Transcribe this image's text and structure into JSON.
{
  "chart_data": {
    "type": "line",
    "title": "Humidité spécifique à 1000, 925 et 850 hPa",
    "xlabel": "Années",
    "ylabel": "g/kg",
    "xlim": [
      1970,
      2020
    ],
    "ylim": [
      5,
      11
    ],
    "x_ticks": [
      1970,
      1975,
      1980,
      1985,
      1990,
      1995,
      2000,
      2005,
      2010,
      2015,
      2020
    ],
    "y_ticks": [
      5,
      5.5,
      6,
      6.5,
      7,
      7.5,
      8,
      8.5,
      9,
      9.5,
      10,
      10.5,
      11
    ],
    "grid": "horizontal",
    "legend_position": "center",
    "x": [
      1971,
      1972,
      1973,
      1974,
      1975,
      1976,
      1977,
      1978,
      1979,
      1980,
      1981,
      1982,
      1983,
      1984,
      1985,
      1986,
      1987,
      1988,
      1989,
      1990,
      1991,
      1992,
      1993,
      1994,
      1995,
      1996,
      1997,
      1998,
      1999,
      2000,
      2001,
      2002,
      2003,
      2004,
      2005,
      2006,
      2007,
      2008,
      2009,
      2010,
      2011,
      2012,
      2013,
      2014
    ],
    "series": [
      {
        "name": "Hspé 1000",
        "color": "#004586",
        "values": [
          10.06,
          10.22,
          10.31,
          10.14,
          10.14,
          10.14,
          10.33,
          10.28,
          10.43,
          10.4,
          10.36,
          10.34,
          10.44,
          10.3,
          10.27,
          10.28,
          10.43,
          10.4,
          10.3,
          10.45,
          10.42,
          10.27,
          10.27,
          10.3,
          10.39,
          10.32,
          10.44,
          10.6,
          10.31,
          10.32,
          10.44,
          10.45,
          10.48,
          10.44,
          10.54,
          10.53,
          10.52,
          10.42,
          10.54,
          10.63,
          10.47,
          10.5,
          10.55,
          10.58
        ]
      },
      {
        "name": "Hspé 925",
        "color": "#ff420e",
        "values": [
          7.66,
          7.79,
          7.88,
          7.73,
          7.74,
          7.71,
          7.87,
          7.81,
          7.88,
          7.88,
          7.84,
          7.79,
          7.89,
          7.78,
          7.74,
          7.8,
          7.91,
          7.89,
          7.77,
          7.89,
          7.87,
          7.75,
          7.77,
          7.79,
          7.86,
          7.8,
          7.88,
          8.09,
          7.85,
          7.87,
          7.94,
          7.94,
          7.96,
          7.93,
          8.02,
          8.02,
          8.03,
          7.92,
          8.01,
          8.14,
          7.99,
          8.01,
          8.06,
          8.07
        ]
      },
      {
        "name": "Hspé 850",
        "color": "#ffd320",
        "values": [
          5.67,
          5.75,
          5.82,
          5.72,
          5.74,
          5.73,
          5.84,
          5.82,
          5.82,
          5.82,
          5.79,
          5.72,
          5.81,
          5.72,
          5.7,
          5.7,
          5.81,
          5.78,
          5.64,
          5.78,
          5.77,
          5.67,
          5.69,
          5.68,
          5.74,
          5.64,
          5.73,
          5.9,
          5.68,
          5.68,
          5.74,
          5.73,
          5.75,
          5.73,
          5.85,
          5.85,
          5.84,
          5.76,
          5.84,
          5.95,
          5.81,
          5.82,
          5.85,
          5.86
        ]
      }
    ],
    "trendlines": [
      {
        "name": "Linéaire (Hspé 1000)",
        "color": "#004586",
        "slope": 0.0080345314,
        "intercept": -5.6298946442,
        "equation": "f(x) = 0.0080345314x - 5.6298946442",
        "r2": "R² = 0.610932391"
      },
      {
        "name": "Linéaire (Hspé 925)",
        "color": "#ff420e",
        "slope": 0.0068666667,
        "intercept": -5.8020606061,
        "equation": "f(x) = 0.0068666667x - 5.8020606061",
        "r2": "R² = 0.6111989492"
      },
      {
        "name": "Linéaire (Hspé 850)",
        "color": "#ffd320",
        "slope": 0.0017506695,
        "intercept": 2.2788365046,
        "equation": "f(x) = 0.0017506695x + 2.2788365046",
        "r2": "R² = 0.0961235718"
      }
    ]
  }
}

---

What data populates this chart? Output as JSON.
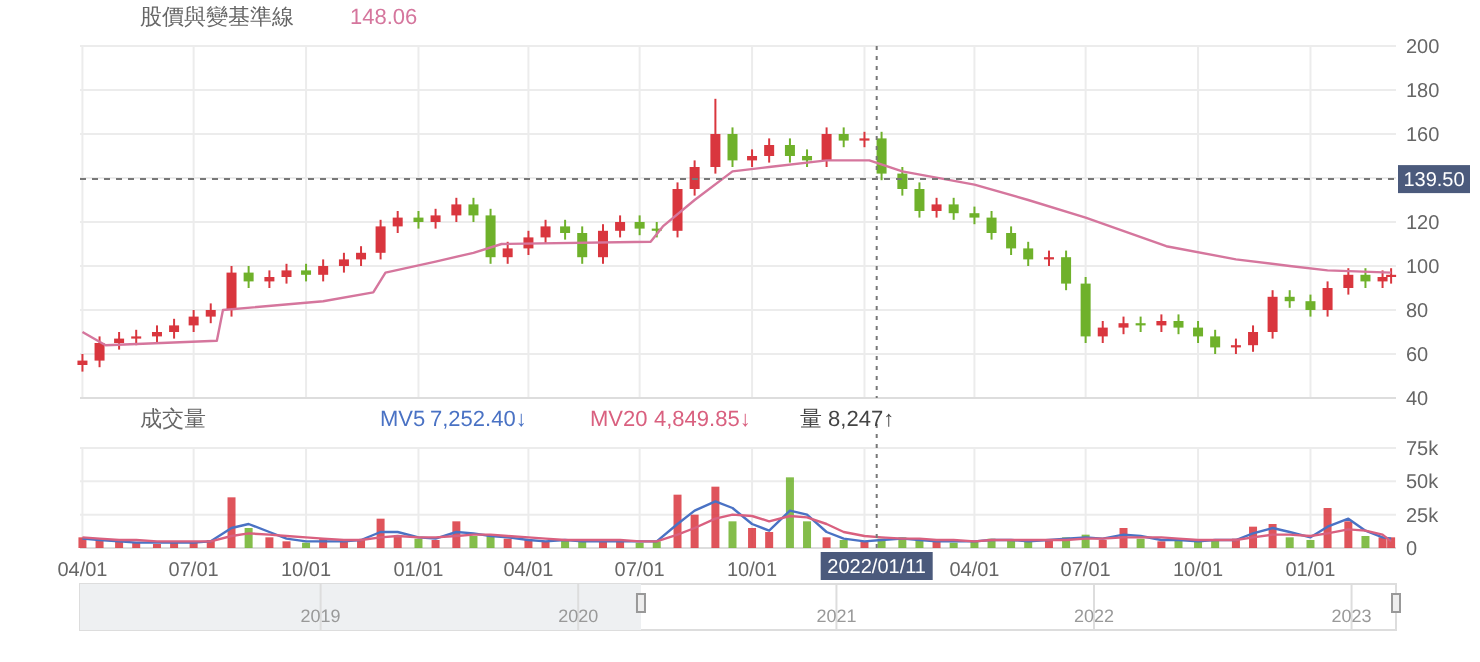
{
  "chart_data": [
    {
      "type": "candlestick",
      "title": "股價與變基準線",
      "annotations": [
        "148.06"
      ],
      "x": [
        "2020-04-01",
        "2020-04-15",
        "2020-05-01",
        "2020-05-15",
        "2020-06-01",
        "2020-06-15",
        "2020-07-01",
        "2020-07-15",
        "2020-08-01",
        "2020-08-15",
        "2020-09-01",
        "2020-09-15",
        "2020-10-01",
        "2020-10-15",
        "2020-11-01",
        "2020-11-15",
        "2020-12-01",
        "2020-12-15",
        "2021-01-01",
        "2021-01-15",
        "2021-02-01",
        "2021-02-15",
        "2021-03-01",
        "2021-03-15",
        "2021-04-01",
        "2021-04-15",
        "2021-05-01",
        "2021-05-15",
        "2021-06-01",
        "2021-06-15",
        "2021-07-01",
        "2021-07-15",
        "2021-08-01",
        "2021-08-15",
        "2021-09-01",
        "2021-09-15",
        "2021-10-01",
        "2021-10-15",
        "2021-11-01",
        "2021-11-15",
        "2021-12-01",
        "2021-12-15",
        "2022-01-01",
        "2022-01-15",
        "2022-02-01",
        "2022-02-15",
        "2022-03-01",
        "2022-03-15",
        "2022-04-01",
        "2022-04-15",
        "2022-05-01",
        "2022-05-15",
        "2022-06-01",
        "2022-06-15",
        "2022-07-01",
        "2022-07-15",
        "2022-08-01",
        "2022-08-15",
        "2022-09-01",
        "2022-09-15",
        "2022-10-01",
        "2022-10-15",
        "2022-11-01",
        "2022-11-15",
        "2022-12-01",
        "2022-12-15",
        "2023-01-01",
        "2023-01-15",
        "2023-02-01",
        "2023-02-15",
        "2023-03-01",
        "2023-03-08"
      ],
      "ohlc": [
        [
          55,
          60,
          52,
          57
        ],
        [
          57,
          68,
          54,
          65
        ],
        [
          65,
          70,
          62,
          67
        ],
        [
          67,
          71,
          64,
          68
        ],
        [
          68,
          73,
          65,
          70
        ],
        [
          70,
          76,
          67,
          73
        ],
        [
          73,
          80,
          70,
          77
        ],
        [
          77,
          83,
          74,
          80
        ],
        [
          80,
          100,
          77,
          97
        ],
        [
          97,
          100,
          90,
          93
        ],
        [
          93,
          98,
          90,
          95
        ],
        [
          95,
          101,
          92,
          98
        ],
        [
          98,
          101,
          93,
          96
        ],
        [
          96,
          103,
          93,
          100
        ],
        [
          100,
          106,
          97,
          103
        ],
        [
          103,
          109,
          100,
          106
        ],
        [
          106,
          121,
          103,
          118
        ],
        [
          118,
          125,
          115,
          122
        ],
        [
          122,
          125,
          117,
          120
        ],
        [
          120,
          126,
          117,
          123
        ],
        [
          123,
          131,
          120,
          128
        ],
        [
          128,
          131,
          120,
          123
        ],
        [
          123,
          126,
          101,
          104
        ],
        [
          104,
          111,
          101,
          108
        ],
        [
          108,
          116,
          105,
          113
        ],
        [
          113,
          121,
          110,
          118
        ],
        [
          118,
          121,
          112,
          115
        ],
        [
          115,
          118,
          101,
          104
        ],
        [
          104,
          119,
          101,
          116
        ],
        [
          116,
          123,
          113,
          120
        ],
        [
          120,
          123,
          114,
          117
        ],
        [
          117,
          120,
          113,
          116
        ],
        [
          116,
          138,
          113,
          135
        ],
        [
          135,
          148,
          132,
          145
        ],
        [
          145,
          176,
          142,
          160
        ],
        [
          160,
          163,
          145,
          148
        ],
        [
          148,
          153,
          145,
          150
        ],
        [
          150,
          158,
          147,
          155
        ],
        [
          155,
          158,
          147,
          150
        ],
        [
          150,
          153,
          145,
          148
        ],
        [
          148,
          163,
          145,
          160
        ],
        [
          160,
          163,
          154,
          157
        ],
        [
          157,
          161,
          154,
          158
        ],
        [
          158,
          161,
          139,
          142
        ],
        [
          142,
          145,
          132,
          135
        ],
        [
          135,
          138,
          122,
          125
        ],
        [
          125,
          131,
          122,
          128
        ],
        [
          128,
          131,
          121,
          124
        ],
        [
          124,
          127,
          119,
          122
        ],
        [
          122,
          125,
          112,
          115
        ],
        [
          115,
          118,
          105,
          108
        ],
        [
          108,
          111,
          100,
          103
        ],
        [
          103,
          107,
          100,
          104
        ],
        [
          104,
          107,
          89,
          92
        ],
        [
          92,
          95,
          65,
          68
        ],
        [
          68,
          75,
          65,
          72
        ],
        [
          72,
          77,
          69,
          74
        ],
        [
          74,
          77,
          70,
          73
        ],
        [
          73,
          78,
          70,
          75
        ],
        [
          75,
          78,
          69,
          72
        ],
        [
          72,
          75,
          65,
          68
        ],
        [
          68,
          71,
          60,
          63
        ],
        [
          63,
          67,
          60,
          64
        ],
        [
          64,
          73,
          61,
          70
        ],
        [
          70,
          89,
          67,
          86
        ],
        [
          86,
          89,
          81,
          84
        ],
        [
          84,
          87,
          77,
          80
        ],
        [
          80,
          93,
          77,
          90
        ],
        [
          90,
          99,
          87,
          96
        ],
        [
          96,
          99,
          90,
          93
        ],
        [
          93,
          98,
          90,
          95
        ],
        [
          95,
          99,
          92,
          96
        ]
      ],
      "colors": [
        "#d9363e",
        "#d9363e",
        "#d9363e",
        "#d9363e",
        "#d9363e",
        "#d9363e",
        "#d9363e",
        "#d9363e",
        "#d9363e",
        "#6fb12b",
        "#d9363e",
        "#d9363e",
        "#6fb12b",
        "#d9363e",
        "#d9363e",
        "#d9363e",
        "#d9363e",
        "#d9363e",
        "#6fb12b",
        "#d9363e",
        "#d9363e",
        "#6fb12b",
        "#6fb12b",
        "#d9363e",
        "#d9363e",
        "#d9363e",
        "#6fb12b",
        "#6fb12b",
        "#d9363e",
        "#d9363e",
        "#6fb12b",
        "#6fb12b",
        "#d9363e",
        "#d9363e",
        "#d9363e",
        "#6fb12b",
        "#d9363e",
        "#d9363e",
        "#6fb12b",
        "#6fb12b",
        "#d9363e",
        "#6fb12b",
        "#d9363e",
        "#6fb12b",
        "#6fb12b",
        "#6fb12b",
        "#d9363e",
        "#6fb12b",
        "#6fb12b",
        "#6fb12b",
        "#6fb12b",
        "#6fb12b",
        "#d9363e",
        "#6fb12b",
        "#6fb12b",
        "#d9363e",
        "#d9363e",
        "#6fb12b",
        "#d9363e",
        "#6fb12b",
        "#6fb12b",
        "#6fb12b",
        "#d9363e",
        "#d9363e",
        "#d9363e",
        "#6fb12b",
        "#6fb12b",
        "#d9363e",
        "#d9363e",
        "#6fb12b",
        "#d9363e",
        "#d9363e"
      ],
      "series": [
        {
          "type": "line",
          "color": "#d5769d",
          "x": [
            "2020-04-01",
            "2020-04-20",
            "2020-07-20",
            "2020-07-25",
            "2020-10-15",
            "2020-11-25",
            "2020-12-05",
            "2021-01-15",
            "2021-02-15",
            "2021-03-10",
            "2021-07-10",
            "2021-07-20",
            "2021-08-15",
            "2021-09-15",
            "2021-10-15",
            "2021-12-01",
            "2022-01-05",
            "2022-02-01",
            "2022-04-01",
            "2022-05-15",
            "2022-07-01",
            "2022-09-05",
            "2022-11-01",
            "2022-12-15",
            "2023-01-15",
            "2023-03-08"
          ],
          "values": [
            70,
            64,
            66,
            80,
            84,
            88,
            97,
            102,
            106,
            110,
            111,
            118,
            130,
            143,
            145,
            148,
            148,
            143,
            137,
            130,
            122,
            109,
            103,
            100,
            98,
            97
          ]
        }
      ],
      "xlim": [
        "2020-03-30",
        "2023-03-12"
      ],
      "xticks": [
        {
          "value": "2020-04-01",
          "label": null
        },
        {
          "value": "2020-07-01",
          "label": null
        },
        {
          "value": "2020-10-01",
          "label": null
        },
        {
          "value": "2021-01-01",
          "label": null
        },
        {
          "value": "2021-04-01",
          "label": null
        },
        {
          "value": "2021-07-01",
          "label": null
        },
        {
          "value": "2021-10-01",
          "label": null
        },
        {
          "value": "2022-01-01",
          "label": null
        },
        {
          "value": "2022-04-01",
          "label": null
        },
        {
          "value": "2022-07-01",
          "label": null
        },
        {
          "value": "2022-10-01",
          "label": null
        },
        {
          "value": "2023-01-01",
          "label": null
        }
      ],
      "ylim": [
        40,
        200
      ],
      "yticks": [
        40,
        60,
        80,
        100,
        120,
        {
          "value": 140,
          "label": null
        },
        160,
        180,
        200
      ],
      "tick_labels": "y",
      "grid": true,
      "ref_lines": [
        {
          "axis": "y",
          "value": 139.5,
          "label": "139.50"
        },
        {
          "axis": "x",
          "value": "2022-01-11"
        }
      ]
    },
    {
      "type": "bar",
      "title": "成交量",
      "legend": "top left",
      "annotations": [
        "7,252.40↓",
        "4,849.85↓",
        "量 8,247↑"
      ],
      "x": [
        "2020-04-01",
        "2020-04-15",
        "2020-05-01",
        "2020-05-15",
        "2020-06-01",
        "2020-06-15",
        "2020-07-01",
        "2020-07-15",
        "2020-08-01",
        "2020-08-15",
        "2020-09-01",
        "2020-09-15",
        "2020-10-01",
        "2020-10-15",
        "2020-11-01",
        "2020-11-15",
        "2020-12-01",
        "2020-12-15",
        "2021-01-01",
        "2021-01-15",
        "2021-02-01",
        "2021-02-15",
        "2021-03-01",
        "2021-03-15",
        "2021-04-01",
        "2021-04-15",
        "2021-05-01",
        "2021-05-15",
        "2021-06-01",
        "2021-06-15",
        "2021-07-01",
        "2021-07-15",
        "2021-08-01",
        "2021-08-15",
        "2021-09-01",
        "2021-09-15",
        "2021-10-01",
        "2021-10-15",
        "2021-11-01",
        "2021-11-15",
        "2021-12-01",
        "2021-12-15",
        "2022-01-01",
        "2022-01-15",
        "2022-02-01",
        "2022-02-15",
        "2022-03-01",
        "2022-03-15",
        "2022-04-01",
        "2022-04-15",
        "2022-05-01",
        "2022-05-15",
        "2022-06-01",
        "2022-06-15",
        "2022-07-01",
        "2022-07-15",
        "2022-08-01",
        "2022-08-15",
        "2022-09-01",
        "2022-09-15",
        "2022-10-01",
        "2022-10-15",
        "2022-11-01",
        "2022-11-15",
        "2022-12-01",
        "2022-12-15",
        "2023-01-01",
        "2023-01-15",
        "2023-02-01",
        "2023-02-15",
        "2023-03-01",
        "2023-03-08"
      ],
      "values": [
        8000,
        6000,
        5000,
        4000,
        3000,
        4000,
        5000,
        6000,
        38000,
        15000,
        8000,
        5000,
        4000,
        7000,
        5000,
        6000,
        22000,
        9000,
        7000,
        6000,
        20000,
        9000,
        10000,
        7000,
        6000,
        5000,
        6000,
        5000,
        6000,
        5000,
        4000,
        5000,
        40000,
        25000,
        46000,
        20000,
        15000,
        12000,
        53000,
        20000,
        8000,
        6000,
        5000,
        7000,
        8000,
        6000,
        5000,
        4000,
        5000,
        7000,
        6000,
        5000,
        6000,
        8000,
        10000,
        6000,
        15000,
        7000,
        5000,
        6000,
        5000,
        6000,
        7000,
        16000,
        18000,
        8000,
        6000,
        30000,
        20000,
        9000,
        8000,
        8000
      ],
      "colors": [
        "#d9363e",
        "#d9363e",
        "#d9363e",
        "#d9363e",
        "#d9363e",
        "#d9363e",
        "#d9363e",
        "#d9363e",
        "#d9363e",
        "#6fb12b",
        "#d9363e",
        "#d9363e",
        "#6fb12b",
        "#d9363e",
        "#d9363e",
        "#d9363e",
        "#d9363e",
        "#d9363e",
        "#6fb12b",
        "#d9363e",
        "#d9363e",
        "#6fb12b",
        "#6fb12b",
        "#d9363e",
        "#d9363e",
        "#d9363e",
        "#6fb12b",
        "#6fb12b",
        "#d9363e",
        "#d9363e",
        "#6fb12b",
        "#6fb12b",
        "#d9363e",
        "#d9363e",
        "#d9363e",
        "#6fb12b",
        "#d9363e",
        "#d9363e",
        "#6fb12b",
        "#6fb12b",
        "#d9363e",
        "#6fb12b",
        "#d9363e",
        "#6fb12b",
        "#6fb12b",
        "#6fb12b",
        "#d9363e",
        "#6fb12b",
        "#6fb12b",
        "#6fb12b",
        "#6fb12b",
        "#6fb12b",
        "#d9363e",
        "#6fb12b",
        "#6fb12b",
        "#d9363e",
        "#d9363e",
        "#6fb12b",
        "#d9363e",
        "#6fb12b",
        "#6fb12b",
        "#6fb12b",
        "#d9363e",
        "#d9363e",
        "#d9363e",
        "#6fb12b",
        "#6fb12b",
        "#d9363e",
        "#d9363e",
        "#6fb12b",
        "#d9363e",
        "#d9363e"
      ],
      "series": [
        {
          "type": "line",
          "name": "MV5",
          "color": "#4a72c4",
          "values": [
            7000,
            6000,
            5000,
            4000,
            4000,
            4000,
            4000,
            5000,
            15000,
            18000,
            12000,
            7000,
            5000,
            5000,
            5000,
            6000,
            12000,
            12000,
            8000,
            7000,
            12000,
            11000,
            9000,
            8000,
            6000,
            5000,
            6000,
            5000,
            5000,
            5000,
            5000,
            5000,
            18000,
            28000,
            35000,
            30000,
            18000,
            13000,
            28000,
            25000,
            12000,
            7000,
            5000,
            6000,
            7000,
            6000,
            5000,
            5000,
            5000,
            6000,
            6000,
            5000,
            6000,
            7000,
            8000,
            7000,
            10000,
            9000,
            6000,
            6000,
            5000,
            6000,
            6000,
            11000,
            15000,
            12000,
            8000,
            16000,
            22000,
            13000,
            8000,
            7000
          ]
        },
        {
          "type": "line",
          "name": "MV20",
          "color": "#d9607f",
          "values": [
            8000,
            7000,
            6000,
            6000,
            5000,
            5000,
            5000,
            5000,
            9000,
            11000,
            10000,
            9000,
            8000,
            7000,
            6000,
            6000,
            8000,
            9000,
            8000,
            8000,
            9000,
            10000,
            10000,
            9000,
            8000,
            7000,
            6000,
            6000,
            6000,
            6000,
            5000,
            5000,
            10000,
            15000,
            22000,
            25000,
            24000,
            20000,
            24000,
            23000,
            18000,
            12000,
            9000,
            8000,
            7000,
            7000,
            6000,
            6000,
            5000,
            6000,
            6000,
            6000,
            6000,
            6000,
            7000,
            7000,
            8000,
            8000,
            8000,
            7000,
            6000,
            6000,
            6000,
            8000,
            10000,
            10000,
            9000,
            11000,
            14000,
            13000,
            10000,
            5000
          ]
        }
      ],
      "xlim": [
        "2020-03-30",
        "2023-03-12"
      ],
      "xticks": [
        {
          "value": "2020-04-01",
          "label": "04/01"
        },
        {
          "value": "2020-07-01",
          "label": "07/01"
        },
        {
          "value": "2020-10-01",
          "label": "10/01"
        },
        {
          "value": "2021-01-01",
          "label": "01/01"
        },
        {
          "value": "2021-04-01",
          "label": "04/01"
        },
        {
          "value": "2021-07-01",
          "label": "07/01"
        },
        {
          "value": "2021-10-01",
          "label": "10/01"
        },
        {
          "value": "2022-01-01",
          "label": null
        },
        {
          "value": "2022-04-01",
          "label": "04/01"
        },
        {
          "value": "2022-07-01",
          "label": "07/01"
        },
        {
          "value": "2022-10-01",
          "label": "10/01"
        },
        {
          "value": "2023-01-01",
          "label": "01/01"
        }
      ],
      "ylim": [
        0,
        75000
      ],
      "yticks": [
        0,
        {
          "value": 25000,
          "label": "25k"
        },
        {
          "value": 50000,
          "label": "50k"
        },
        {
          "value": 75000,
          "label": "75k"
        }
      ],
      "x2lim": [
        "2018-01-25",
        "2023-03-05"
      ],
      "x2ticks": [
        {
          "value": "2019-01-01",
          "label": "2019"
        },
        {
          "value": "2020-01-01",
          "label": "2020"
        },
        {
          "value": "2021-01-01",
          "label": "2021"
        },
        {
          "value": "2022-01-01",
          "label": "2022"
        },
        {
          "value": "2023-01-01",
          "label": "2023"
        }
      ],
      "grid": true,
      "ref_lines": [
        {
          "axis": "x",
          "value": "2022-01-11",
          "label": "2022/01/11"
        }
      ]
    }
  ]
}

* Task details: Search the entries for the word "equation" and copy every line that has it.

* Complete output:
        "equation": "f(x) = 0.0080345314x - 5.6298946442",
        "equation": "f(x) = 0.0068666667x - 5.8020606061",
        "equation": "f(x) = 0.0017506695x + 2.2788365046",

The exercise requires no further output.